SET TASK. Leave out the pictures and return every entry exactly as it appears.

## START

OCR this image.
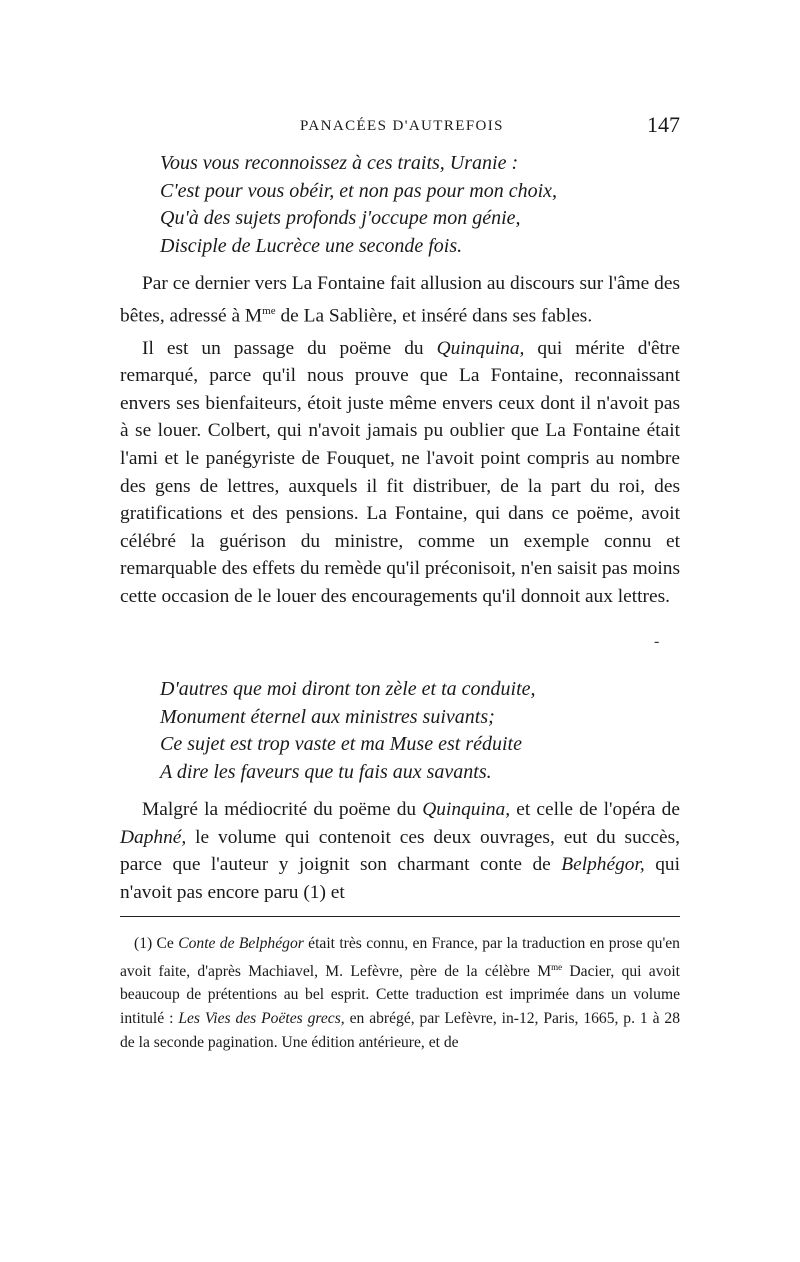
PANACÉES D'AUTREFOIS	147
Vous vous reconnoissez à ces traits, Uranie :
C'est pour vous obéir, et non pas pour mon choix,
Qu'à des sujets profonds j'occupe mon génie,
Disciple de Lucrèce une seconde fois.

Par ce dernier vers La Fontaine fait allusion au discours sur l'âme des bêtes, adressé à $M^{me}$ de La Sablière, et inséré dans ses fables.

Il est un passage du poëme du Quinquina, qui mérite d'être remarqué, parce qu'il nous prouve que La Fontaine, reconnaissant envers ses bienfaiteurs, étoit juste même envers ceux dont il n'avoit pas à se louer. Colbert, qui n'avoit jamais pu oublier que La Fontaine était l'ami et le panégyriste de Fouquet, ne l'avoit point compris au nombre des gens de lettres, auxquels il fit distribuer, de la part du roi, des gratifications et des pensions. La Fontaine, qui dans ce poëme, avoit célébré la guérison du ministre, comme un exemple connu et remarquable des effets du remède qu'il préconisoit, n'en saisit pas moins cette occasion de le louer des encouragements qu'il donnoit aux lettres.

-
D'autres que moi diront ton zèle et ta conduite,
Monument éternel aux ministres suivants;
Ce sujet est trop vaste et ma Muse est réduite
A dire les faveurs que tu fais aux savants.

Malgré la médiocrité du poëme du Quinquina, et celle de l'opéra de Daphné, le volume qui contenoit ces deux ouvrages, eut du succès, parce que l'auteur y joignit son charmant conte de Belphégor, qui n'avoit pas encore paru (1) et

(1) Ce Conte de Belphégor était très connu, en France, par la traduction en prose qu'en avoit faite, d'après Machiavel, M. Lefèvre, père de la célèbre $M^{me}$ Dacier, qui avoit beaucoup de prétentions au bel esprit. Cette traduction est imprimée dans un volume intitulé : Les Vies des Poëtes grecs, en abrégé, par Lefèvre, in-12, Paris, 1665, p. 1 à 28 de la seconde pagination. Une édition antérieure, et de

## END

RESPONSE TO THIS EXERCISE.
OCR this image.
PANACÉES D'AUTREFOIS	147
Vous vous reconnoissez à ces traits, Uranie :
C'est pour vous obéir, et non pas pour mon choix,
Qu'à des sujets profonds j'occupe mon génie,
Disciple de Lucrèce une seconde fois.

Par ce dernier vers La Fontaine fait allusion au discours sur l'âme des bêtes, adressé à $M^{me}$ de La Sablière, et inséré dans ses fables.

Il est un passage du poëme du Quinquina, qui mérite d'être remarqué, parce qu'il nous prouve que La Fontaine, reconnaissant envers ses bienfaiteurs, étoit juste même envers ceux dont il n'avoit pas à se louer. Colbert, qui n'avoit jamais pu oublier que La Fontaine était l'ami et le panégyriste de Fouquet, ne l'avoit point compris au nombre des gens de lettres, auxquels il fit distribuer, de la part du roi, des gratifications et des pensions. La Fontaine, qui dans ce poëme, avoit célébré la guérison du ministre, comme un exemple connu et remarquable des effets du remède qu'il préconisoit, n'en saisit pas moins cette occasion de le louer des encouragements qu'il donnoit aux lettres.

-
D'autres que moi diront ton zèle et ta conduite,
Monument éternel aux ministres suivants;
Ce sujet est trop vaste et ma Muse est réduite
A dire les faveurs que tu fais aux savants.

Malgré la médiocrité du poëme du Quinquina, et celle de l'opéra de Daphné, le volume qui contenoit ces deux ouvrages, eut du succès, parce que l'auteur y joignit son charmant conte de Belphégor, qui n'avoit pas encore paru (1) et

(1) Ce Conte de Belphégor était très connu, en France, par la traduction en prose qu'en avoit faite, d'après Machiavel, M. Lefèvre, père de la célèbre $M^{me}$ Dacier, qui avoit beaucoup de prétentions au bel esprit. Cette traduction est imprimée dans un volume intitulé : Les Vies des Poëtes grecs, en abrégé, par Lefèvre, in-12, Paris, 1665, p. 1 à 28 de la seconde pagination. Une édition antérieure, et de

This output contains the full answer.